## Aim of the task
From the entries below, report how many lines contain the string "plus". Give only that number.

Items from a data source

•••

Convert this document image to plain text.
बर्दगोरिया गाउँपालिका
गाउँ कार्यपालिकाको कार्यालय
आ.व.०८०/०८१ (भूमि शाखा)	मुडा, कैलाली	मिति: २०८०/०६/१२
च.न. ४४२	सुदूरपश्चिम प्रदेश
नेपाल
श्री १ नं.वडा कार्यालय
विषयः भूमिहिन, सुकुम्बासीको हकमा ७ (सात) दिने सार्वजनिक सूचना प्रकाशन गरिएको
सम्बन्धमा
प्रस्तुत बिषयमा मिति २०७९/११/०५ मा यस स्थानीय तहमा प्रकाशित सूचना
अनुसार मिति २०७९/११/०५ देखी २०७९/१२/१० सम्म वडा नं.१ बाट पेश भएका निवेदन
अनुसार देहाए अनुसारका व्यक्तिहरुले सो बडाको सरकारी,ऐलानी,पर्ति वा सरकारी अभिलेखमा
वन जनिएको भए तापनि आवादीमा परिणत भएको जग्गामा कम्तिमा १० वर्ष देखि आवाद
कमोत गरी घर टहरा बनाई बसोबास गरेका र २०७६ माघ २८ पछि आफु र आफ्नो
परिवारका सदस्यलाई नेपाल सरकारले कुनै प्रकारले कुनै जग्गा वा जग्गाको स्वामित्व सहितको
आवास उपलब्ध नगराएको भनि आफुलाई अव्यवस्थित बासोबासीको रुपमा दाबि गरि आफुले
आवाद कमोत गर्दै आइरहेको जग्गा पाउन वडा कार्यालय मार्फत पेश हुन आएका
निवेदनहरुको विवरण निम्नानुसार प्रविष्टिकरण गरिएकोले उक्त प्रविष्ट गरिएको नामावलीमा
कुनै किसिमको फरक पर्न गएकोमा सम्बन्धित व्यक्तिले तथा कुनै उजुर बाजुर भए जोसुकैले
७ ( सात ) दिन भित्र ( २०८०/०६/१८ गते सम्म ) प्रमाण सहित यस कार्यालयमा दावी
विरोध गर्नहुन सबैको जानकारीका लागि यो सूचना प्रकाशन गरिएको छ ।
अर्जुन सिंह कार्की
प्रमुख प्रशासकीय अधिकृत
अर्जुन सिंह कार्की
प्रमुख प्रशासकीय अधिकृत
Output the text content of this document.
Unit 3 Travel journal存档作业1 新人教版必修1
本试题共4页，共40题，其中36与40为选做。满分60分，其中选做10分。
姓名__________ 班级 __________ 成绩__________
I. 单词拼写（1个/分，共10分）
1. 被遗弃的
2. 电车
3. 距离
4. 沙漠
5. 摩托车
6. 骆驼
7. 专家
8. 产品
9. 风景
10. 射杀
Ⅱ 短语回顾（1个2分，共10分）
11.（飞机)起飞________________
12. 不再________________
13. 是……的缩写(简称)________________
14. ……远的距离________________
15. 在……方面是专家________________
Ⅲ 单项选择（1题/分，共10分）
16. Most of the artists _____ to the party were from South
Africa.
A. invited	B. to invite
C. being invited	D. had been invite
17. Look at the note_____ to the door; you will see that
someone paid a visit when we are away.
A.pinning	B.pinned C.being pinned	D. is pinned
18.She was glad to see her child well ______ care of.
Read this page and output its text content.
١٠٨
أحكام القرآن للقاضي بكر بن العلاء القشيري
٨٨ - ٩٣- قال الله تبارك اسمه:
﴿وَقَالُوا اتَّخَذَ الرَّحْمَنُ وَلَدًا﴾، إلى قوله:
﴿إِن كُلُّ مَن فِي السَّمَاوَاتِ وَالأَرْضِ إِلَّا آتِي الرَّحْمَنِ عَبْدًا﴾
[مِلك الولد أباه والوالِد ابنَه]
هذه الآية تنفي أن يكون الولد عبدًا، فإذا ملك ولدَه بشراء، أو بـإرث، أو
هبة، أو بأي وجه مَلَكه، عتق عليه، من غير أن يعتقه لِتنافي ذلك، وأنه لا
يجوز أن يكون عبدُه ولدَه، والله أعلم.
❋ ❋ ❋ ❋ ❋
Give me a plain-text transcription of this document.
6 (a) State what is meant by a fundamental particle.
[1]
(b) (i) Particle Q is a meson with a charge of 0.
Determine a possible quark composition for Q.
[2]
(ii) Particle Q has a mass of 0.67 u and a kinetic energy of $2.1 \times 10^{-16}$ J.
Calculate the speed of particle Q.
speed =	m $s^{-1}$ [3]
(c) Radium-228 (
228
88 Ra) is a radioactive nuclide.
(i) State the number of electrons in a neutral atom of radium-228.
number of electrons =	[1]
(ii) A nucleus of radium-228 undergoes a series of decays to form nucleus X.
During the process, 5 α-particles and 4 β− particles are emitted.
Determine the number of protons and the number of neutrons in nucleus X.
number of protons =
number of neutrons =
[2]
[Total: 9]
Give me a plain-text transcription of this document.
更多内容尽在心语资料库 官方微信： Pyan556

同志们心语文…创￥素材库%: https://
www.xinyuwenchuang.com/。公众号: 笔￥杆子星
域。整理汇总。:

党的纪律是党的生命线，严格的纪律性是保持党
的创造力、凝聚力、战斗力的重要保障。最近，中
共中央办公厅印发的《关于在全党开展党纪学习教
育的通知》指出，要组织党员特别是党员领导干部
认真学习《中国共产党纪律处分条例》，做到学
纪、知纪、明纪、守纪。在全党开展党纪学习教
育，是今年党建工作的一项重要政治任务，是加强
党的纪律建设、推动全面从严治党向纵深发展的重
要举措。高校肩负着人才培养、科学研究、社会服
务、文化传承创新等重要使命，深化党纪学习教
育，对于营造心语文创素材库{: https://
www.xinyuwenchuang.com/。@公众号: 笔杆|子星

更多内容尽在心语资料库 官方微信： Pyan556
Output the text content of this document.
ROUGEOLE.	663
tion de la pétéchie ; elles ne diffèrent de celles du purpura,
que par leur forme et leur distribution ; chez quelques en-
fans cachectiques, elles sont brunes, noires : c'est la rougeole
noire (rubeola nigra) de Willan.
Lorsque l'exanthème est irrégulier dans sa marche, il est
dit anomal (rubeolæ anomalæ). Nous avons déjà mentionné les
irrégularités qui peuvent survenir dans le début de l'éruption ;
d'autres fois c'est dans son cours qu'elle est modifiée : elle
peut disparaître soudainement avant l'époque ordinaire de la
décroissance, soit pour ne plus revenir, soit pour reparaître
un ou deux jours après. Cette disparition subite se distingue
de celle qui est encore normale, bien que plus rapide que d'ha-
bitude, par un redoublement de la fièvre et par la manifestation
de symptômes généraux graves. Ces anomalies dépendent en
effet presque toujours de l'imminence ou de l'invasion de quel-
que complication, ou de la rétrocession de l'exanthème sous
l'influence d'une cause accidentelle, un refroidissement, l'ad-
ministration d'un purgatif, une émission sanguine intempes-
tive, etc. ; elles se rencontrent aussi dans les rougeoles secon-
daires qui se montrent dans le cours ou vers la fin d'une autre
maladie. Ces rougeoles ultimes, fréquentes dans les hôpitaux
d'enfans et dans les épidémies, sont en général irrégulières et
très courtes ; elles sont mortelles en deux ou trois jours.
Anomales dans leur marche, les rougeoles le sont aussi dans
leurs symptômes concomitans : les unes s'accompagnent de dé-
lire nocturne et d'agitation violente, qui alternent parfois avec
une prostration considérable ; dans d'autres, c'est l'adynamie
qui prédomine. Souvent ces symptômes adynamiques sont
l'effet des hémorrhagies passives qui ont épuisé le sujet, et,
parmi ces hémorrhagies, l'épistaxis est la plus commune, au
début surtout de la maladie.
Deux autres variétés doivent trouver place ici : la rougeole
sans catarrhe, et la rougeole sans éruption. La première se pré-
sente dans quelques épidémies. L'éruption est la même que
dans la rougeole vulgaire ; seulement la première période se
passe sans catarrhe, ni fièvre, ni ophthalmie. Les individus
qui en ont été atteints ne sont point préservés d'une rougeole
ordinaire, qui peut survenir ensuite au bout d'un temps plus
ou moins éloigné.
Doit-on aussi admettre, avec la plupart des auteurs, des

•••

## Exercise output
4